Description of the task
Find the line containing "Extract all readable text from this page.". Quote it and every line after it, exactly, through the end; skip pictures.

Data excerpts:
BEGIN

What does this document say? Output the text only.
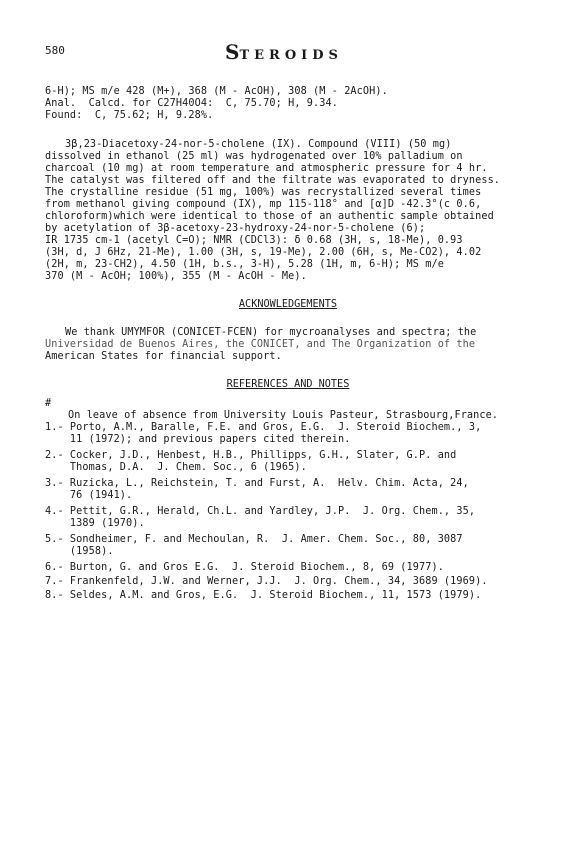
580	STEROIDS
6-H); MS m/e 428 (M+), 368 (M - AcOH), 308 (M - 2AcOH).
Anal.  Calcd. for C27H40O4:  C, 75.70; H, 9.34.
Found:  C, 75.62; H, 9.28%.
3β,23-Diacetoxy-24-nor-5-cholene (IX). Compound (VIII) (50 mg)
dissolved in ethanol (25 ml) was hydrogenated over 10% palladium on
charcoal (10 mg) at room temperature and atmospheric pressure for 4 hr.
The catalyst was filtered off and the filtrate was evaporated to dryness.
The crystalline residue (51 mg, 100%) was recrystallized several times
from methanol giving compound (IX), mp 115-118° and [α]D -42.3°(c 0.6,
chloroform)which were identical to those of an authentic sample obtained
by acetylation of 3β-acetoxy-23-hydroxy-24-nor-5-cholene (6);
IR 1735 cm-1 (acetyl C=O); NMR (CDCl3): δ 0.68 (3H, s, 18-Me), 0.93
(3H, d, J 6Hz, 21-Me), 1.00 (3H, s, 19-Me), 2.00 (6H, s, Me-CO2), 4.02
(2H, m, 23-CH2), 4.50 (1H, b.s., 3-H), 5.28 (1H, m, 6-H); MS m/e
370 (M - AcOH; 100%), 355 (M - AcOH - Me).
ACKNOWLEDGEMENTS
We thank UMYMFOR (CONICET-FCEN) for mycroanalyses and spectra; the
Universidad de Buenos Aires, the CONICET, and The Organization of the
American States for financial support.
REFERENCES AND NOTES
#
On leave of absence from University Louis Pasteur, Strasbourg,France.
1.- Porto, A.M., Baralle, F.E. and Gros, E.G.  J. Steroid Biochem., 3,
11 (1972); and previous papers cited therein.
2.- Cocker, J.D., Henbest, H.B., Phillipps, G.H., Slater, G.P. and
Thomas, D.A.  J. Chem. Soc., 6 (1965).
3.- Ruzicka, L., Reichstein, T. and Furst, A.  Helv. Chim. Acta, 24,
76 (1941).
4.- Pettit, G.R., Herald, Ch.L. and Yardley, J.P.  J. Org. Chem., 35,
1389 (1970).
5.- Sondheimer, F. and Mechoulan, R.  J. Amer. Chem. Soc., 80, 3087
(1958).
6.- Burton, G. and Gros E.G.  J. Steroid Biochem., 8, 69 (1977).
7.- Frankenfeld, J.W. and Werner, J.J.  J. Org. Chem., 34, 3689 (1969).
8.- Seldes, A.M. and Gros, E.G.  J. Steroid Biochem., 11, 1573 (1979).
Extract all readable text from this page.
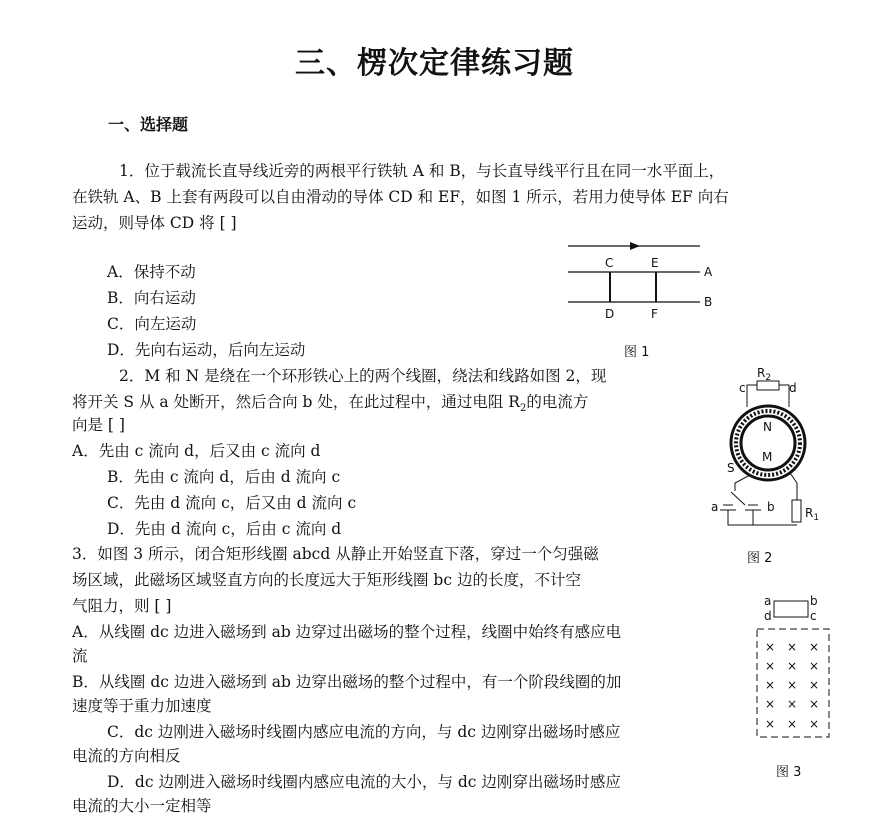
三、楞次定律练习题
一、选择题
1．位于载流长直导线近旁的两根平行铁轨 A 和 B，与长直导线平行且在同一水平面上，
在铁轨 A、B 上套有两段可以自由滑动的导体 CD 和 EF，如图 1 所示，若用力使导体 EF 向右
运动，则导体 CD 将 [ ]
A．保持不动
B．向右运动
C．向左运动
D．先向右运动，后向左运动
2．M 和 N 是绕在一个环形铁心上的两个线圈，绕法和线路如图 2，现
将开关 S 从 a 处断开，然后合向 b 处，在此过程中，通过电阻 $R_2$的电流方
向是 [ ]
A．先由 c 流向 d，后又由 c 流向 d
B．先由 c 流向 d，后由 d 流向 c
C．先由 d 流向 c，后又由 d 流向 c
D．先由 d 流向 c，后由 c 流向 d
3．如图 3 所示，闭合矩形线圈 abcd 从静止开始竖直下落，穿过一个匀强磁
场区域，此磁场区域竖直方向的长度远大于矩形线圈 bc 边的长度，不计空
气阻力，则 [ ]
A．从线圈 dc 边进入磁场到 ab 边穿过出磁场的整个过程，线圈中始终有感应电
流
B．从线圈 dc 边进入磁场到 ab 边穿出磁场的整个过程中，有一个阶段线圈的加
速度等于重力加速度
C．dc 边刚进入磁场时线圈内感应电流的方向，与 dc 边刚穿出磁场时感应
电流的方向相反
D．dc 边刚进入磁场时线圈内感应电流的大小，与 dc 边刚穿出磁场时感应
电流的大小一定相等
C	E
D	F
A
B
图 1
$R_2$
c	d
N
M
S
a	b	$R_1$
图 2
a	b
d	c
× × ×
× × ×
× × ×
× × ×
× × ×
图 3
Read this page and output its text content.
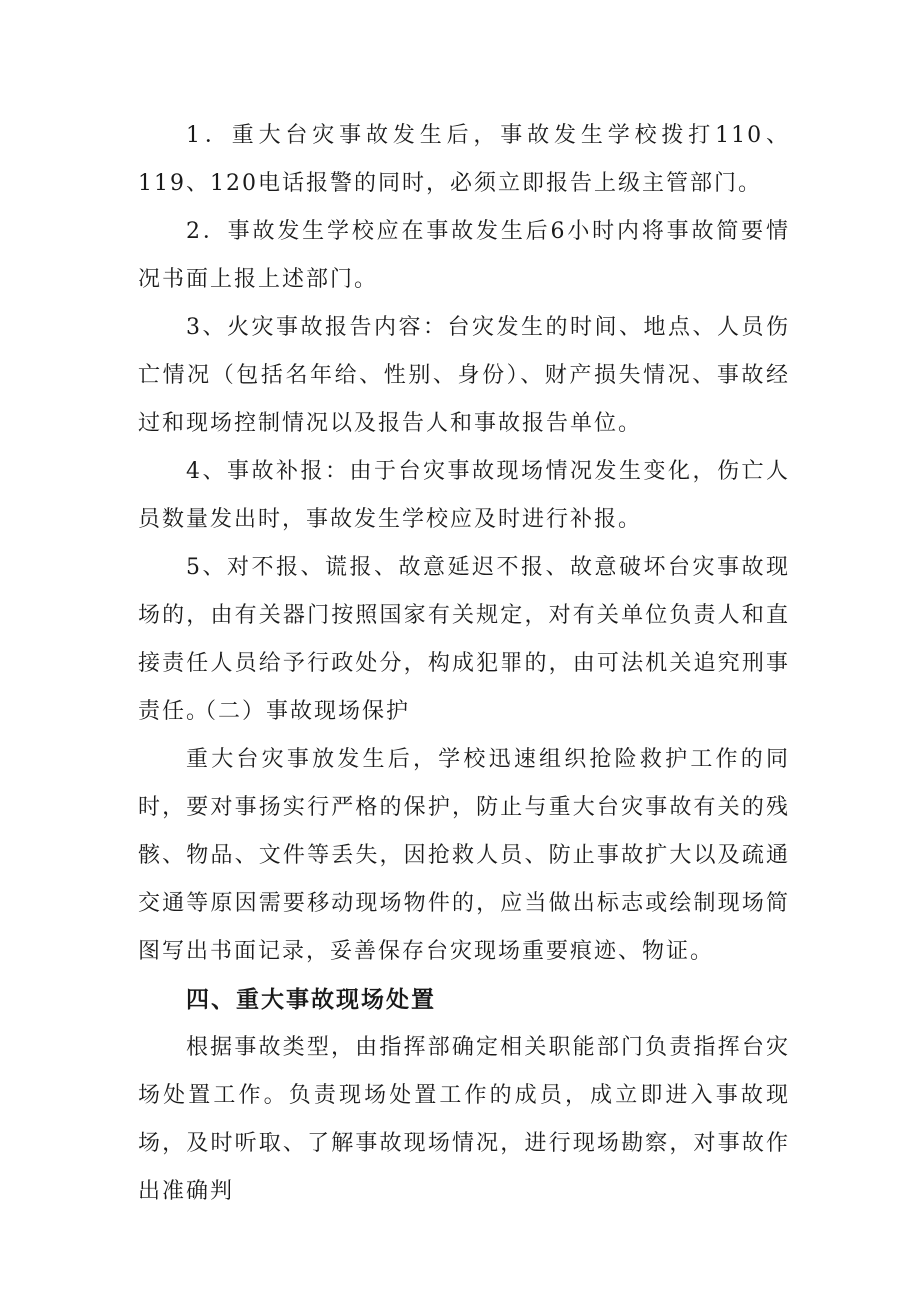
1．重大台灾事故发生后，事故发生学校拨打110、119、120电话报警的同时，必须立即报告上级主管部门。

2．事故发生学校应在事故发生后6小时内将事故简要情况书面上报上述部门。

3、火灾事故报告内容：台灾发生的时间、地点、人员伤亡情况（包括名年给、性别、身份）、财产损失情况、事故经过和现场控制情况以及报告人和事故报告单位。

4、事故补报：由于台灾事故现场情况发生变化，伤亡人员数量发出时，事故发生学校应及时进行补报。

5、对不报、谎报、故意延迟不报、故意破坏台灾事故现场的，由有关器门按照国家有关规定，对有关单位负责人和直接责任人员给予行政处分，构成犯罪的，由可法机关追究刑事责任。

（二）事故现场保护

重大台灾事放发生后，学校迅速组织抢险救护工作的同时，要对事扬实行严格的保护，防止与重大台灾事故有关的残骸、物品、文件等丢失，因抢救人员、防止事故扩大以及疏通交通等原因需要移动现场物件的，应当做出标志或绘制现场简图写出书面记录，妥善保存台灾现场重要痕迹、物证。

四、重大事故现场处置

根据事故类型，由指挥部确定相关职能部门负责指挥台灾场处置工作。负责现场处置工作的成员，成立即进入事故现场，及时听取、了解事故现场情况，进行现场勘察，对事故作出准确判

END

Reply
Extract all readable text from this page.
三、楞次定律练习题
一、选择题
1．位于载流长直导线近旁的两根平行铁轨 A 和 B，与长直导线平行且在同一水平面上，
在铁轨 A、B 上套有两段可以自由滑动的导体 CD 和 EF，如图 1 所示，若用力使导体 EF 向右
运动，则导体 CD 将 [ ]
A．保持不动
B．向右运动
C．向左运动
D．先向右运动，后向左运动
2．M 和 N 是绕在一个环形铁心上的两个线圈，绕法和线路如图 2，现
将开关 S 从 a 处断开，然后合向 b 处，在此过程中，通过电阻 $R_2$的电流方
向是 [ ]
A．先由 c 流向 d，后又由 c 流向 d
B．先由 c 流向 d，后由 d 流向 c
C．先由 d 流向 c，后又由 d 流向 c
D．先由 d 流向 c，后由 c 流向 d
3．如图 3 所示，闭合矩形线圈 abcd 从静止开始竖直下落，穿过一个匀强磁
场区域，此磁场区域竖直方向的长度远大于矩形线圈 bc 边的长度，不计空
气阻力，则 [ ]
A．从线圈 dc 边进入磁场到 ab 边穿过出磁场的整个过程，线圈中始终有感应电
流
B．从线圈 dc 边进入磁场到 ab 边穿出磁场的整个过程中，有一个阶段线圈的加
速度等于重力加速度
C．dc 边刚进入磁场时线圈内感应电流的方向，与 dc 边刚穿出磁场时感应
电流的方向相反
D．dc 边刚进入磁场时线圈内感应电流的大小，与 dc 边刚穿出磁场时感应
电流的大小一定相等
C	E
D	F
A
B
图 1
$R_2$
c	d
N
M
S
a	b	$R_1$
图 2
a	b
d	c
× × ×
× × ×
× × ×
× × ×
× × ×
图 3
Read this page and output its text content.
1．重大台灾事故发生后，事故发生学校拨打110、119、120电话报警的同时，必须立即报告上级主管部门。

2．事故发生学校应在事故发生后6小时内将事故简要情况书面上报上述部门。

3、火灾事故报告内容：台灾发生的时间、地点、人员伤亡情况（包括名年给、性别、身份）、财产损失情况、事故经过和现场控制情况以及报告人和事故报告单位。

4、事故补报：由于台灾事故现场情况发生变化，伤亡人员数量发出时，事故发生学校应及时进行补报。

5、对不报、谎报、故意延迟不报、故意破坏台灾事故现场的，由有关器门按照国家有关规定，对有关单位负责人和直接责任人员给予行政处分，构成犯罪的，由可法机关追究刑事责任。

（二）事故现场保护

重大台灾事放发生后，学校迅速组织抢险救护工作的同时，要对事扬实行严格的保护，防止与重大台灾事故有关的残骸、物品、文件等丢失，因抢救人员、防止事故扩大以及疏通交通等原因需要移动现场物件的，应当做出标志或绘制现场简图写出书面记录，妥善保存台灾现场重要痕迹、物证。

四、重大事故现场处置

根据事故类型，由指挥部确定相关职能部门负责指挥台灾场处置工作。负责现场处置工作的成员，成立即进入事故现场，及时听取、了解事故现场情况，进行现场勘察，对事故作出准确判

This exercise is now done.